◆ **Task to carry out**
Copy out the final stretch of the listing: the line that contains "Read all visible content and emit it as JSON." and all lines after it, exactly as they appear.

◆ **Supplied entries**
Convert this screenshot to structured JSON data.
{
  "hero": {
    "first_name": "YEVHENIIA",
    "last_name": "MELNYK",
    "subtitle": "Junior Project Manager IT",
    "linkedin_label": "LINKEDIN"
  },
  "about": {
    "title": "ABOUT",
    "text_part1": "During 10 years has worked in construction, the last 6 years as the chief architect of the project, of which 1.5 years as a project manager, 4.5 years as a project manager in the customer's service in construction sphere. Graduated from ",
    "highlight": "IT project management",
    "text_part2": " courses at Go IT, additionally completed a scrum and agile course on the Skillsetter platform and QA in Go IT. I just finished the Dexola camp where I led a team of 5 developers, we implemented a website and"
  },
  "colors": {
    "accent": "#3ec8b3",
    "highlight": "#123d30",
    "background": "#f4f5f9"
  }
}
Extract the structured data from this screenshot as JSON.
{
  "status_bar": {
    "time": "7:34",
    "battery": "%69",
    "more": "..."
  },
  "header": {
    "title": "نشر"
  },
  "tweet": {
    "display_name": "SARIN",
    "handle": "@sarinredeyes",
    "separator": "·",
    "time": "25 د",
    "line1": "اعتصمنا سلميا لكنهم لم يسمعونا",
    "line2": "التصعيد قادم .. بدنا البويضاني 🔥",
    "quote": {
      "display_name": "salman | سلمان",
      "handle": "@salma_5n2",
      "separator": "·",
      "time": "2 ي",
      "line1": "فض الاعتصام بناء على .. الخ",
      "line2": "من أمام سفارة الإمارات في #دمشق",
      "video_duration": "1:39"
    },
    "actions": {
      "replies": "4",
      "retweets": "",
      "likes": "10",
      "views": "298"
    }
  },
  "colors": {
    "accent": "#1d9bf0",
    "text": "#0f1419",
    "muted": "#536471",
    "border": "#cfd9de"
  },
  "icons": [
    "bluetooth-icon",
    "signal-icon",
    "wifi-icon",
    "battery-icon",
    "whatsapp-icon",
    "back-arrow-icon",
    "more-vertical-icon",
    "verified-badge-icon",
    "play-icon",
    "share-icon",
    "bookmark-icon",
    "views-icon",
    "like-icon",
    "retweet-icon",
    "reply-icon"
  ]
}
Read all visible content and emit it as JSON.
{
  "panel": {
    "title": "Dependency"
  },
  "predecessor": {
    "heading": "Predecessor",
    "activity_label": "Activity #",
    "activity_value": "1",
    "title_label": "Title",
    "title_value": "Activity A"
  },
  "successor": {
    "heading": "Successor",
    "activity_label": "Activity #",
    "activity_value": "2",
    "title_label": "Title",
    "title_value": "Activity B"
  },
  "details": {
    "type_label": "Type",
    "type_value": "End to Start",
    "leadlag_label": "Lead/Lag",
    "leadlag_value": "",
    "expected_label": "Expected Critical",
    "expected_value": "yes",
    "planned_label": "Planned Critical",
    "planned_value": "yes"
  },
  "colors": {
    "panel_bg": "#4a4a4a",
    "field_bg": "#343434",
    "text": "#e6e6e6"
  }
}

◆ **Exercise response**
Read all visible content and emit it as JSON.
{
  "panel": {
    "title": "Dependency"
  },
  "predecessor": {
    "heading": "Predecessor",
    "activity_label": "Activity #",
    "activity_value": "1",
    "title_label": "Title",
    "title_value": "Activity A"
  },
  "successor": {
    "heading": "Successor",
    "activity_label": "Activity #",
    "activity_value": "2",
    "title_label": "Title",
    "title_value": "Activity B"
  },
  "details": {
    "type_label": "Type",
    "type_value": "End to Start",
    "leadlag_label": "Lead/Lag",
    "leadlag_value": "",
    "expected_label": "Expected Critical",
    "expected_value": "yes",
    "planned_label": "Planned Critical",
    "planned_value": "yes"
  },
  "colors": {
    "panel_bg": "#4a4a4a",
    "field_bg": "#343434",
    "text": "#e6e6e6"
  }
}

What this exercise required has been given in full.